▶ [RECORD EXCERPTS]
•••

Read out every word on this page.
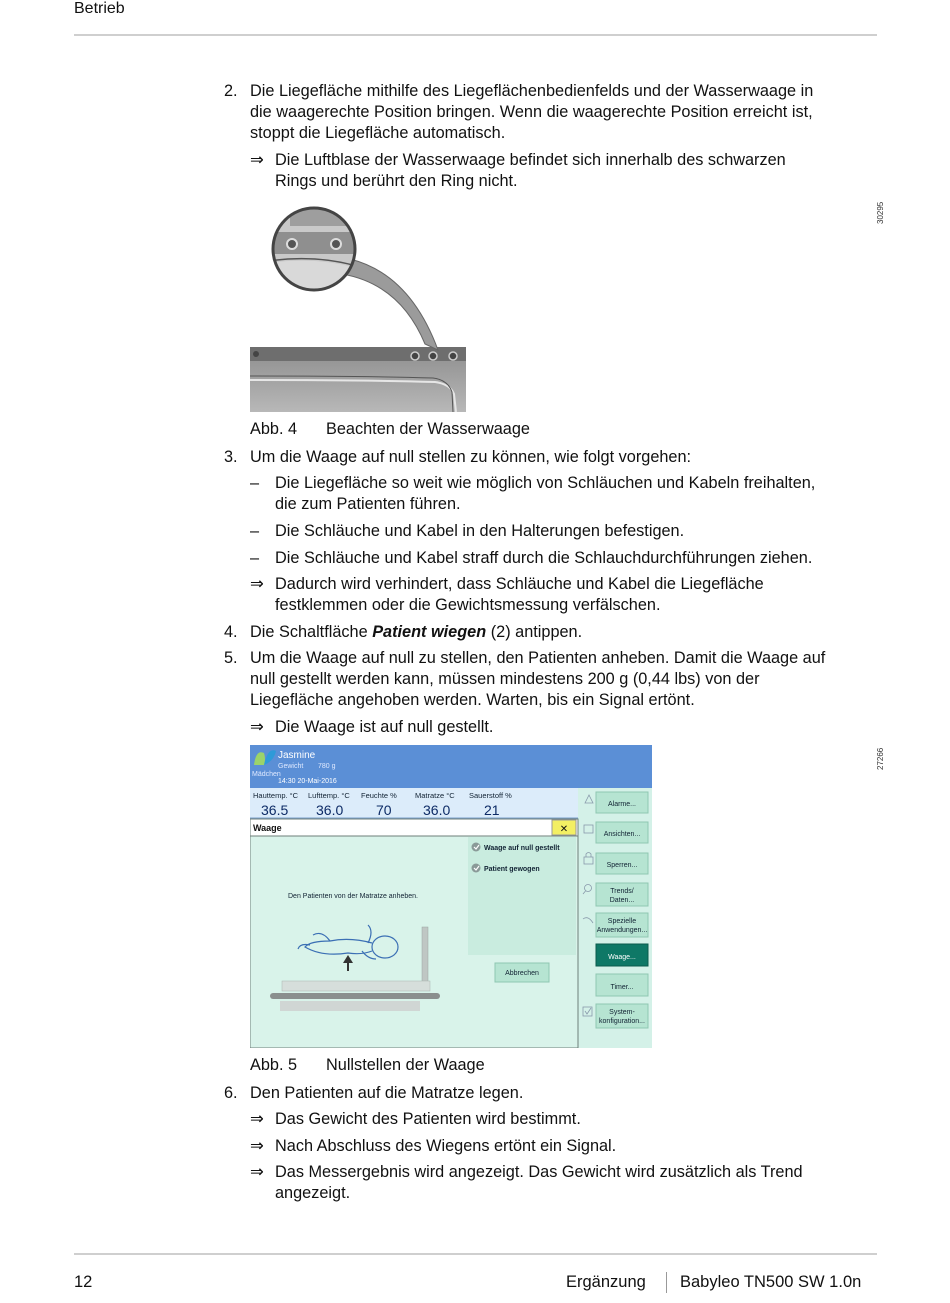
Betrieb
2. Die Liegefläche mithilfe des Liegeflächenbedienfelds und der Wasserwaage in
die waagerechte Position bringen. Wenn die waagerechte Position erreicht ist,
stoppt die Liegefläche automatisch.
⇒ Die Luftblase der Wasserwaage befindet sich innerhalb des schwarzen
Rings und berührt den Ring nicht.
30295
Abb. 4 Beachten der Wasserwaage
3. Um die Waage auf null stellen zu können, wie folgt vorgehen:
– Die Liegefläche so weit wie möglich von Schläuchen und Kabeln freihalten,
die zum Patienten führen.
– Die Schläuche und Kabel in den Halterungen befestigen.
– Die Schläuche und Kabel straff durch die Schlauchdurchführungen ziehen.
⇒ Dadurch wird verhindert, dass Schläuche und Kabel die Liegefläche
festklemmen oder die Gewichtsmessung verfälschen.
4. Die Schaltfläche Patient wiegen (2) antippen.
5. Um die Waage auf null zu stellen, den Patienten anheben. Damit die Waage auf
null gestellt werden kann, müssen mindestens 200 g (0,44 lbs) von der
Liegefläche angehoben werden. Warten, bis ein Signal ertönt.
⇒ Die Waage ist auf null gestellt.
Jasmine
Gewicht 780 g
Mädchen
14:30 20-Mai-2016
Hauttemp. °C
36.5
Lufttemp. °C
36.0
Feuchte %
70
Matratze °C
36.0
Sauerstoff %
21	Alarme...
Ansichten...
Sperren...
Trends/
Daten...
Spezielle
Anwendungen...
Waage...
Timer...
System-
konfiguration...
Waage	✕
Waage auf null gestellt
Patient gewogen
Den Patienten von der Matratze anheben.
Abbrechen
27266
Abb. 5 Nullstellen der Waage
6. Den Patienten auf die Matratze legen.
⇒ Das Gewicht des Patienten wird bestimmt.
⇒ Nach Abschluss des Wiegens ertönt ein Signal.
⇒ Das Messergebnis wird angezeigt. Das Gewicht wird zusätzlich als Trend
angezeigt.
12	Ergänzung Babyleo TN500 SW 1.0n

•••

▶ [GOAL]
Track down the lines that include the word "ertönt" and copy them.

▶ [REPLY]
Liegefläche angehoben werden. Warten, bis ein Signal ertönt.
⇒ Nach Abschluss des Wiegens ertönt ein Signal.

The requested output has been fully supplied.